[Items from a dataset]
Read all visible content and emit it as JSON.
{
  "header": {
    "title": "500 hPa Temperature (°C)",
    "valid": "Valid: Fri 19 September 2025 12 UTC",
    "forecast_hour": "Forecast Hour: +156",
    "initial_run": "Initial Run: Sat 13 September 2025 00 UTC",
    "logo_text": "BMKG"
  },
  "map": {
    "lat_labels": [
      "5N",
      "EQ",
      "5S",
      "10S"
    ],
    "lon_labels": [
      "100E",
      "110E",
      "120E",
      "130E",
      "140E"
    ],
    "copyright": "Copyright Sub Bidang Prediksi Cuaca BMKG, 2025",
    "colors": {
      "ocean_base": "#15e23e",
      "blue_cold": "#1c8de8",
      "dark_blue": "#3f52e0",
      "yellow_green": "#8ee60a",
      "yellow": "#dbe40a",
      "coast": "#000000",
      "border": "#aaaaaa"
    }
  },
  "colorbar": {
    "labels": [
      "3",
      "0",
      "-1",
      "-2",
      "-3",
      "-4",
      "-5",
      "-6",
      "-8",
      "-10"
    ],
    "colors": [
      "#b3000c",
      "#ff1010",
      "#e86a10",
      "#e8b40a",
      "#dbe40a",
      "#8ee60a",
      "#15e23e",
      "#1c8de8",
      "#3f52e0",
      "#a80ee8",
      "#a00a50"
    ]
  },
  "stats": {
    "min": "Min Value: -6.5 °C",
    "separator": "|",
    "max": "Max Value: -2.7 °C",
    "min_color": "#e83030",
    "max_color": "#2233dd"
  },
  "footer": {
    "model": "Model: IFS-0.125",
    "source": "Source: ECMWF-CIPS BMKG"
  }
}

* * *

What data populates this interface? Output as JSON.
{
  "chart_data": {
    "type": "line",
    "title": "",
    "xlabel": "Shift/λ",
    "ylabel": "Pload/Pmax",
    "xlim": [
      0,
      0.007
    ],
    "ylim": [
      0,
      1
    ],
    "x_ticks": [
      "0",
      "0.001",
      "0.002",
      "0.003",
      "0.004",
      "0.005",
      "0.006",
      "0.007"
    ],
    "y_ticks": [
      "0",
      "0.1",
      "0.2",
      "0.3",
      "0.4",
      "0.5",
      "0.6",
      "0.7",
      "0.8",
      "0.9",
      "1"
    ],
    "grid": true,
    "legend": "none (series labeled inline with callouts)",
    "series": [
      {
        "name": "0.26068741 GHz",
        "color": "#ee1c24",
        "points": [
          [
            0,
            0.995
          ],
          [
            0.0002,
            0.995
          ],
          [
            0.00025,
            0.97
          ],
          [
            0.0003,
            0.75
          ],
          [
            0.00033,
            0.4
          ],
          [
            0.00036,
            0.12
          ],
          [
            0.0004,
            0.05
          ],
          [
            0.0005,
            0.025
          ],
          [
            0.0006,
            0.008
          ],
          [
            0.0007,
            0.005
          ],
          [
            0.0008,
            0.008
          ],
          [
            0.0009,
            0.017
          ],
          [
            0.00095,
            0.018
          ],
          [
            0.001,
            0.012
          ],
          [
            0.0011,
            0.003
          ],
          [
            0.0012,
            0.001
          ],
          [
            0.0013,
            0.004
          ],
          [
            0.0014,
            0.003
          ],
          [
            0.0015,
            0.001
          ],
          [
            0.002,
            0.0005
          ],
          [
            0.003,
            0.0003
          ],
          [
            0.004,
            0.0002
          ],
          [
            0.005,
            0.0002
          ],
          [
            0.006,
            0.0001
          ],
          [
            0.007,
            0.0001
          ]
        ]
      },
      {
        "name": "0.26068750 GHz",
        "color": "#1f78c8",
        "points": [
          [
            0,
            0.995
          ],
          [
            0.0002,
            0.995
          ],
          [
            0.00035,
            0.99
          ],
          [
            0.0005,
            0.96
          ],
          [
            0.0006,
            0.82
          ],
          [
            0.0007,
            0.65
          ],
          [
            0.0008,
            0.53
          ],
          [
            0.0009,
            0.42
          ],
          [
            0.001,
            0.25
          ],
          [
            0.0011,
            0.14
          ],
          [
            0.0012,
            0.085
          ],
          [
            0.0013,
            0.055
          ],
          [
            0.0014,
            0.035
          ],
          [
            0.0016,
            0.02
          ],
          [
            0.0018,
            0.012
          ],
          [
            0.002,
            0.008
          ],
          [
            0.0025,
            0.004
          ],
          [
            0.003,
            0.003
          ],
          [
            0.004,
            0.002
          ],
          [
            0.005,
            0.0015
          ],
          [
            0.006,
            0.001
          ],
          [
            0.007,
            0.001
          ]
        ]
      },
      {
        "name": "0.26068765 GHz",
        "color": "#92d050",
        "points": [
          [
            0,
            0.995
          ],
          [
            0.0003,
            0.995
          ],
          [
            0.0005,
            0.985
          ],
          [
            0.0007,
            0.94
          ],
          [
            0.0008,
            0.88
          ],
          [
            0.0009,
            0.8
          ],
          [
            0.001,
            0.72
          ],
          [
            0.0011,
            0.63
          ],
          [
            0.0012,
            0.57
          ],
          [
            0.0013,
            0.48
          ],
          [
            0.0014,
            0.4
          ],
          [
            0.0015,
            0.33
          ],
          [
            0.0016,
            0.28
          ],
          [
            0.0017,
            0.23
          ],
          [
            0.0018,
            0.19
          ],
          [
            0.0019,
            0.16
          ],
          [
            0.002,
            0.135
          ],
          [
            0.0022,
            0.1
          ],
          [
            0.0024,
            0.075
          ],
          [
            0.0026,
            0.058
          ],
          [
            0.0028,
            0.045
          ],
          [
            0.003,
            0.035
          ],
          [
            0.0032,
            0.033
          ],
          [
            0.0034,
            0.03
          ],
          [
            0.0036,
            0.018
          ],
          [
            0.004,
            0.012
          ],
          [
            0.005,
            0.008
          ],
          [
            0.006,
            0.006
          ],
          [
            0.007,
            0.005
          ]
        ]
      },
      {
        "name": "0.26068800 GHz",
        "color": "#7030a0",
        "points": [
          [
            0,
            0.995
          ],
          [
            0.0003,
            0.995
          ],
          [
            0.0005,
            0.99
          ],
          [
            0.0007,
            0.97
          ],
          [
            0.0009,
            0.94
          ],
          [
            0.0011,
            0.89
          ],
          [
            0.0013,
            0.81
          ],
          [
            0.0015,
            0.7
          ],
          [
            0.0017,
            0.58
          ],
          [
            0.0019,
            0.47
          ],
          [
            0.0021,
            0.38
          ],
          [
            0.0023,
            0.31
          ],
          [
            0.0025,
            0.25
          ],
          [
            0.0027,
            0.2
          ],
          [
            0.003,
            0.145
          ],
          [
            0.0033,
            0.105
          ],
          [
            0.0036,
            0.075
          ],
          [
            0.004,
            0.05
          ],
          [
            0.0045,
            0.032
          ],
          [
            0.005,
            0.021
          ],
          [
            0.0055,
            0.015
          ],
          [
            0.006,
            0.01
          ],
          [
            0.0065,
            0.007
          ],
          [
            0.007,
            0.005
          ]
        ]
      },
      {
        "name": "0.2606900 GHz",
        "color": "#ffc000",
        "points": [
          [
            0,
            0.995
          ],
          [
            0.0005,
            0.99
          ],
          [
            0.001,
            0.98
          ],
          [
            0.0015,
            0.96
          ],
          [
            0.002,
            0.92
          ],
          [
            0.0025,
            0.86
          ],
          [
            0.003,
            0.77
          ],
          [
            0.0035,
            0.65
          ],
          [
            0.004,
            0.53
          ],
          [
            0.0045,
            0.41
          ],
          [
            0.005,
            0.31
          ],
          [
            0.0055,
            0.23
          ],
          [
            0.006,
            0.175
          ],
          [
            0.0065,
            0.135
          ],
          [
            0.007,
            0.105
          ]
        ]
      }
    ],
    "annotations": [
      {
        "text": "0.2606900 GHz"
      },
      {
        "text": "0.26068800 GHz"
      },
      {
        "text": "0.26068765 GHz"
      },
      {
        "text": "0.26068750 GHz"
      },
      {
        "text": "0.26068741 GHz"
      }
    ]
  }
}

TASK INSTRUCTIONS: What is the number of lines that contain "September"? Reply with that number alone.

SOLUTION: 2